Show every line that has the string "since" in it.
-- BEGIN Material for this exercise --
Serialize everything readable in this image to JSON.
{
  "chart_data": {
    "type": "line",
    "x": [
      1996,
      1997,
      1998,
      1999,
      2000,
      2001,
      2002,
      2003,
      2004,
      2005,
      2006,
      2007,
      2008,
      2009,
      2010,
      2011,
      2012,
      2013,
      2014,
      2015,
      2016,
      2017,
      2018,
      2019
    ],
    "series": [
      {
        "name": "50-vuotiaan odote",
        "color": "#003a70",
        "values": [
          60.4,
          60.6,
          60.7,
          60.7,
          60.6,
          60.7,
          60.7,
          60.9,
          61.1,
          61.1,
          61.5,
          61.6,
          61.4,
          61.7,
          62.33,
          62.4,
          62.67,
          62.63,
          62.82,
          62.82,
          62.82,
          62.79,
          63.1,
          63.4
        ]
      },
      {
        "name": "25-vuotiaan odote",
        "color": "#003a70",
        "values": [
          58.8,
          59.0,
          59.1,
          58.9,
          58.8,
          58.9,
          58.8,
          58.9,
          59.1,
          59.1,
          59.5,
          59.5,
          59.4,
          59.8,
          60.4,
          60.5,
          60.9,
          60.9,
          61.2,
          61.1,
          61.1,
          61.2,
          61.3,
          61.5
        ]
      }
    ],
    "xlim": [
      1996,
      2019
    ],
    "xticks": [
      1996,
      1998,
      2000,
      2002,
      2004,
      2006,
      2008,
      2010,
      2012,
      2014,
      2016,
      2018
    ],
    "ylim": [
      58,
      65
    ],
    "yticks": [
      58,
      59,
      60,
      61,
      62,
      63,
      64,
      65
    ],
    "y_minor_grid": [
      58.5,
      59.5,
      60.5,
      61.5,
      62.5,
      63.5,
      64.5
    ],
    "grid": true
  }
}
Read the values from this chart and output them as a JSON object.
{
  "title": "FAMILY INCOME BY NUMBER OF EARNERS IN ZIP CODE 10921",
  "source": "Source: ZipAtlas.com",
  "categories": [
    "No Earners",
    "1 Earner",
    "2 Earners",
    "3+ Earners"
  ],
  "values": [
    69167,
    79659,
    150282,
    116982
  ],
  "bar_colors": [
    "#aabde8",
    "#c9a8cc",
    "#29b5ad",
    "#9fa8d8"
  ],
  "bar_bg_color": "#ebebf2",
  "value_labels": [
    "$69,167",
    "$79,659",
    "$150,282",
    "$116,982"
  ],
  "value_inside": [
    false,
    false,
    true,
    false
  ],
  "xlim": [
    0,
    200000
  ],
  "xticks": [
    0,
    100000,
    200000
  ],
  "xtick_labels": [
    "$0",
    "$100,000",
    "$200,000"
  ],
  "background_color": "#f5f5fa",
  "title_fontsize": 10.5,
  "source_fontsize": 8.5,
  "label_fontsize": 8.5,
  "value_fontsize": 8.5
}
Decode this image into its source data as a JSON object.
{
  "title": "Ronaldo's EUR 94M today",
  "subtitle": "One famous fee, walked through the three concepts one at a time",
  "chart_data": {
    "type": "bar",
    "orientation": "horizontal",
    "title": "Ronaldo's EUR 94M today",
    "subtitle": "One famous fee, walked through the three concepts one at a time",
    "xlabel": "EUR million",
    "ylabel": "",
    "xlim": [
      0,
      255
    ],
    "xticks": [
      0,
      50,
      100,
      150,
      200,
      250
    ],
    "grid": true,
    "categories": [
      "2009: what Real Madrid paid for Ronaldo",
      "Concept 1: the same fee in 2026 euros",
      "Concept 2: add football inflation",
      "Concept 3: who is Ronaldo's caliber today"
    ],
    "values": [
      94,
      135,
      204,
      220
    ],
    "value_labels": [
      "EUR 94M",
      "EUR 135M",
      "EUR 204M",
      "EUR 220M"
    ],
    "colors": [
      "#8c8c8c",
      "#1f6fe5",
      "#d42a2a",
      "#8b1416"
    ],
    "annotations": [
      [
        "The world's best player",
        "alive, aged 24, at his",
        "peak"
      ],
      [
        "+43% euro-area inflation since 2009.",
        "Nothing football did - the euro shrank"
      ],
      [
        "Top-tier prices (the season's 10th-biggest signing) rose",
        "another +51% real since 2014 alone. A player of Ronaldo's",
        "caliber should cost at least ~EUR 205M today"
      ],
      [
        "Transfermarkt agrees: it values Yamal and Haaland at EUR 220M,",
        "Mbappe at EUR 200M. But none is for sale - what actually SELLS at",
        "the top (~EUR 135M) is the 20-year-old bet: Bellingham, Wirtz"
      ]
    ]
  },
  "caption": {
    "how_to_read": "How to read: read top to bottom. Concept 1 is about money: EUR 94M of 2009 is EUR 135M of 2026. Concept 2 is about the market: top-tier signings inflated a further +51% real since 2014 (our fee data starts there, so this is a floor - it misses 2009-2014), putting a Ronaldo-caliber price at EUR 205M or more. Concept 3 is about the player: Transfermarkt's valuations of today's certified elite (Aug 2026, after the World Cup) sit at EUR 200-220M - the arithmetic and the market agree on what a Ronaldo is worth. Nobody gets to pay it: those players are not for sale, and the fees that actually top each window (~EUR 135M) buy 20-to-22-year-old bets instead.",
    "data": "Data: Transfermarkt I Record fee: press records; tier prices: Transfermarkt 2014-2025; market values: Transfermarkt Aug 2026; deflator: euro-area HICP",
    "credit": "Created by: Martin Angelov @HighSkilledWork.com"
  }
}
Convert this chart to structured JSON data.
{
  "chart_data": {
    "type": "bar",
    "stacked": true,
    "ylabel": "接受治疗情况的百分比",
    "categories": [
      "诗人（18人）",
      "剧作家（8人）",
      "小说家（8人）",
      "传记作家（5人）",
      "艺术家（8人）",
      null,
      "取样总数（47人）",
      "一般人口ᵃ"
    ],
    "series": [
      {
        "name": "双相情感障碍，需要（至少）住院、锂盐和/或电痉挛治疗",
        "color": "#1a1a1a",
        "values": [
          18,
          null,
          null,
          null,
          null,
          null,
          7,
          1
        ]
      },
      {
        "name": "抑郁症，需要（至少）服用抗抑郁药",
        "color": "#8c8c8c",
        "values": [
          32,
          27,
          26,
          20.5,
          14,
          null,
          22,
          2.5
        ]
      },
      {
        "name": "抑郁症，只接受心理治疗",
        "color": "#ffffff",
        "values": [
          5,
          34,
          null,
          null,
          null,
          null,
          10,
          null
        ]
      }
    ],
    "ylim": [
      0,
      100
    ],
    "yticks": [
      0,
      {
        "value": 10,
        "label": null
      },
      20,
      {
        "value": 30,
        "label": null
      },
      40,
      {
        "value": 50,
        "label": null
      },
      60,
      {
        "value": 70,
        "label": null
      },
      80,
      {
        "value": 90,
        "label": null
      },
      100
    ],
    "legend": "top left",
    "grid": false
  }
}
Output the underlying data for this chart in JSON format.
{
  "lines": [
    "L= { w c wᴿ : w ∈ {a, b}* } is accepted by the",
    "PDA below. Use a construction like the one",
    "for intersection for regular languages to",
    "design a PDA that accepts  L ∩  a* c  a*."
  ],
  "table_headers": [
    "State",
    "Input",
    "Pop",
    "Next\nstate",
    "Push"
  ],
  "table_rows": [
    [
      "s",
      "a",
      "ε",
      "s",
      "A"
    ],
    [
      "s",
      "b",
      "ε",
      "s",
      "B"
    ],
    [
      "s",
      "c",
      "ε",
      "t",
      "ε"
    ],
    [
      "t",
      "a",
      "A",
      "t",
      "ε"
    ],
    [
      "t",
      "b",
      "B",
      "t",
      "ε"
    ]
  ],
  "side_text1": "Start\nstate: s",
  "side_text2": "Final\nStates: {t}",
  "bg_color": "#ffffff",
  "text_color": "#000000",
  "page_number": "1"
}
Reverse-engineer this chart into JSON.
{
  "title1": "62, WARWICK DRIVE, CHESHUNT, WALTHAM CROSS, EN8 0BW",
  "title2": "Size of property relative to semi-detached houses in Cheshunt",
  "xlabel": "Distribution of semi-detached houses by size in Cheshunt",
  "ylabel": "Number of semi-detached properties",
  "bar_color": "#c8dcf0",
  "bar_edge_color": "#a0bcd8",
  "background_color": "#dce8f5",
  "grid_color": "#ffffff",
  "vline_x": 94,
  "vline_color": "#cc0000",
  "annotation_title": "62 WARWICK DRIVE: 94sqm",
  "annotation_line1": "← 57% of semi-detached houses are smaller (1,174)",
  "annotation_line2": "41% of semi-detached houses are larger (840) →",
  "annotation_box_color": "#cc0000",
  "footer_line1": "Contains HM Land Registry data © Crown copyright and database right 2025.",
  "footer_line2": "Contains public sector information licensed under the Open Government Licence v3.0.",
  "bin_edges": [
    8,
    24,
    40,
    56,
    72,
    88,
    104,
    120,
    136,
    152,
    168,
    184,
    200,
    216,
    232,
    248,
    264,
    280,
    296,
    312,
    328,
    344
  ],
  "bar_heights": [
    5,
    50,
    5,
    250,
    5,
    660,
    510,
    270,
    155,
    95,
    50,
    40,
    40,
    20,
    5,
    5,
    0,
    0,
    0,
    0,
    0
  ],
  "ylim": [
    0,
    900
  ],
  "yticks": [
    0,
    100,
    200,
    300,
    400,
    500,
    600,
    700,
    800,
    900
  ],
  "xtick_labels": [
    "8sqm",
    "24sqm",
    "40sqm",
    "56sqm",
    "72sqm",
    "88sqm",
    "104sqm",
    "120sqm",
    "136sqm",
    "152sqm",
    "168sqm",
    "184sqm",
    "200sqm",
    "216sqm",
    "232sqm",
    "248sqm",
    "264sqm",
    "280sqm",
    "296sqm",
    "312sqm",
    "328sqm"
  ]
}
-- END Material for this exercise --
Problem solution:
        "+43% euro-area inflation since 2009.",
        "another +51% real since 2014 alone. A player of Ronaldo's",
    "how_to_read": "How to read: read top to bottom. Concept 1 is about money: EUR 94M of 2009 is EUR 135M of 2026. Concept 2 is about the market: top-tier signings inflated a further +51% real since 2014 (our fee data starts there, so this is a floor - it misses 2009-2014), putting a Ronaldo-caliber price at EUR 205M or more. Concept 3 is about the player: Transfermarkt's valuations of today's certified elite (Aug 2026, after the World Cup) sit at EUR 200-220M - the arithmetic and the market agree on what a Ronaldo is worth. Nobody gets to pay it: those players are not for sale, and the fees that actually top each window (~EUR 135M) buy 20-to-22-year-old bets instead.",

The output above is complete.